§ GIVEN INSTRUCTION: Copy every entry exactly.

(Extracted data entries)
--- Begin ---
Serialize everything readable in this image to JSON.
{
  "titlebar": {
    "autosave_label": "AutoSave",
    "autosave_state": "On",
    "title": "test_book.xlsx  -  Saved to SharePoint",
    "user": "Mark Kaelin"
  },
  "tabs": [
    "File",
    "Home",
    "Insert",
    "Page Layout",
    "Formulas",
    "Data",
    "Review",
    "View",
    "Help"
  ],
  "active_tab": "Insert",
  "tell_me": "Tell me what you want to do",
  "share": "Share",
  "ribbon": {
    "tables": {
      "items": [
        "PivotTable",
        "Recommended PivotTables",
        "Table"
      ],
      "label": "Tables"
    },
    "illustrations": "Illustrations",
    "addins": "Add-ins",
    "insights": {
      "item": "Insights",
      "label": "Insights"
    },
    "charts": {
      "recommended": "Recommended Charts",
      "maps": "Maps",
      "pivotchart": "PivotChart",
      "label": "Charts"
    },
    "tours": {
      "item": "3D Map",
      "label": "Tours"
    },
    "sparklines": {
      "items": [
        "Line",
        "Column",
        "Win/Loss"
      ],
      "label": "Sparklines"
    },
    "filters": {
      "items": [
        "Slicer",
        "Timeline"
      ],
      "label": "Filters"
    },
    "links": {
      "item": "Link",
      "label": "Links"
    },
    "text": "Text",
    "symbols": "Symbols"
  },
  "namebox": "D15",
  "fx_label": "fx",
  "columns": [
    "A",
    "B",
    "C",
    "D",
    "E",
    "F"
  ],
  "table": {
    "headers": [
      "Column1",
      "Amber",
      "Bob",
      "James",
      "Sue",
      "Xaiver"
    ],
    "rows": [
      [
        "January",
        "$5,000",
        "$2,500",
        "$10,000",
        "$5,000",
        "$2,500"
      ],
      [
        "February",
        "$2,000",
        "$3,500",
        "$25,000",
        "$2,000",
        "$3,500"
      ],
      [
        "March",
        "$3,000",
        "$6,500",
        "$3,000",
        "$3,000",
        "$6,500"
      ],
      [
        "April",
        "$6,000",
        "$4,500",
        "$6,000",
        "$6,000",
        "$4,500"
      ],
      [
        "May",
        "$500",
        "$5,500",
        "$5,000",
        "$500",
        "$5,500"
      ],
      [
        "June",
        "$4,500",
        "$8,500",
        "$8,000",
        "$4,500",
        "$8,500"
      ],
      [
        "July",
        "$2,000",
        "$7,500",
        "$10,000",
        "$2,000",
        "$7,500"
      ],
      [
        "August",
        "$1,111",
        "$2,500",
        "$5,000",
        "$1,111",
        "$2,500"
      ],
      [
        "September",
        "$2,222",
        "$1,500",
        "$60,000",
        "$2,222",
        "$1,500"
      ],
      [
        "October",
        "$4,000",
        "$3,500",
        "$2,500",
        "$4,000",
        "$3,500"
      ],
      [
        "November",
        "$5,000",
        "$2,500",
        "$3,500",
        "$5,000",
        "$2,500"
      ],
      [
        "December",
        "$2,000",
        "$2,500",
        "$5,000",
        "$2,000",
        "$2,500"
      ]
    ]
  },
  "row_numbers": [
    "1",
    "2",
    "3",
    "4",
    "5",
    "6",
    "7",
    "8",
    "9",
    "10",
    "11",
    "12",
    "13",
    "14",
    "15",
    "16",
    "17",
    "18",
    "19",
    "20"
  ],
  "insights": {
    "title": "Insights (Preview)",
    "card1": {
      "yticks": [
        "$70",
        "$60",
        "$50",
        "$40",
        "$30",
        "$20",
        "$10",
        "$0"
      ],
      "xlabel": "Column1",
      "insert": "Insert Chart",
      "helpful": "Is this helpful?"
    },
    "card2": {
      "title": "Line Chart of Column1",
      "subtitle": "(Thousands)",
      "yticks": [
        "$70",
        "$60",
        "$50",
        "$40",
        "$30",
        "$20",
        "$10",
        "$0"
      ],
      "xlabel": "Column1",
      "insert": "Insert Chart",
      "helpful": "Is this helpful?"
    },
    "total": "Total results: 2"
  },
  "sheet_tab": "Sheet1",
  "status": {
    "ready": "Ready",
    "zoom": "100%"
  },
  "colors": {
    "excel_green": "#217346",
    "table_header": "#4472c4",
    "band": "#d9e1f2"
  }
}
--- End ---
§ RESPONSE BELOW:
Serialize everything readable in this image to JSON.
{
  "titlebar": {
    "autosave_label": "AutoSave",
    "autosave_state": "On",
    "title": "test_book.xlsx  -  Saved to SharePoint",
    "user": "Mark Kaelin"
  },
  "tabs": [
    "File",
    "Home",
    "Insert",
    "Page Layout",
    "Formulas",
    "Data",
    "Review",
    "View",
    "Help"
  ],
  "active_tab": "Insert",
  "tell_me": "Tell me what you want to do",
  "share": "Share",
  "ribbon": {
    "tables": {
      "items": [
        "PivotTable",
        "Recommended PivotTables",
        "Table"
      ],
      "label": "Tables"
    },
    "illustrations": "Illustrations",
    "addins": "Add-ins",
    "insights": {
      "item": "Insights",
      "label": "Insights"
    },
    "charts": {
      "recommended": "Recommended Charts",
      "maps": "Maps",
      "pivotchart": "PivotChart",
      "label": "Charts"
    },
    "tours": {
      "item": "3D Map",
      "label": "Tours"
    },
    "sparklines": {
      "items": [
        "Line",
        "Column",
        "Win/Loss"
      ],
      "label": "Sparklines"
    },
    "filters": {
      "items": [
        "Slicer",
        "Timeline"
      ],
      "label": "Filters"
    },
    "links": {
      "item": "Link",
      "label": "Links"
    },
    "text": "Text",
    "symbols": "Symbols"
  },
  "namebox": "D15",
  "fx_label": "fx",
  "columns": [
    "A",
    "B",
    "C",
    "D",
    "E",
    "F"
  ],
  "table": {
    "headers": [
      "Column1",
      "Amber",
      "Bob",
      "James",
      "Sue",
      "Xaiver"
    ],
    "rows": [
      [
        "January",
        "$5,000",
        "$2,500",
        "$10,000",
        "$5,000",
        "$2,500"
      ],
      [
        "February",
        "$2,000",
        "$3,500",
        "$25,000",
        "$2,000",
        "$3,500"
      ],
      [
        "March",
        "$3,000",
        "$6,500",
        "$3,000",
        "$3,000",
        "$6,500"
      ],
      [
        "April",
        "$6,000",
        "$4,500",
        "$6,000",
        "$6,000",
        "$4,500"
      ],
      [
        "May",
        "$500",
        "$5,500",
        "$5,000",
        "$500",
        "$5,500"
      ],
      [
        "June",
        "$4,500",
        "$8,500",
        "$8,000",
        "$4,500",
        "$8,500"
      ],
      [
        "July",
        "$2,000",
        "$7,500",
        "$10,000",
        "$2,000",
        "$7,500"
      ],
      [
        "August",
        "$1,111",
        "$2,500",
        "$5,000",
        "$1,111",
        "$2,500"
      ],
      [
        "September",
        "$2,222",
        "$1,500",
        "$60,000",
        "$2,222",
        "$1,500"
      ],
      [
        "October",
        "$4,000",
        "$3,500",
        "$2,500",
        "$4,000",
        "$3,500"
      ],
      [
        "November",
        "$5,000",
        "$2,500",
        "$3,500",
        "$5,000",
        "$2,500"
      ],
      [
        "December",
        "$2,000",
        "$2,500",
        "$5,000",
        "$2,000",
        "$2,500"
      ]
    ]
  },
  "row_numbers": [
    "1",
    "2",
    "3",
    "4",
    "5",
    "6",
    "7",
    "8",
    "9",
    "10",
    "11",
    "12",
    "13",
    "14",
    "15",
    "16",
    "17",
    "18",
    "19",
    "20"
  ],
  "insights": {
    "title": "Insights (Preview)",
    "card1": {
      "yticks": [
        "$70",
        "$60",
        "$50",
        "$40",
        "$30",
        "$20",
        "$10",
        "$0"
      ],
      "xlabel": "Column1",
      "insert": "Insert Chart",
      "helpful": "Is this helpful?"
    },
    "card2": {
      "title": "Line Chart of Column1",
      "subtitle": "(Thousands)",
      "yticks": [
        "$70",
        "$60",
        "$50",
        "$40",
        "$30",
        "$20",
        "$10",
        "$0"
      ],
      "xlabel": "Column1",
      "insert": "Insert Chart",
      "helpful": "Is this helpful?"
    },
    "total": "Total results: 2"
  },
  "sheet_tab": "Sheet1",
  "status": {
    "ready": "Ready",
    "zoom": "100%"
  },
  "colors": {
    "excel_green": "#217346",
    "table_header": "#4472c4",
    "band": "#d9e1f2"
  }
}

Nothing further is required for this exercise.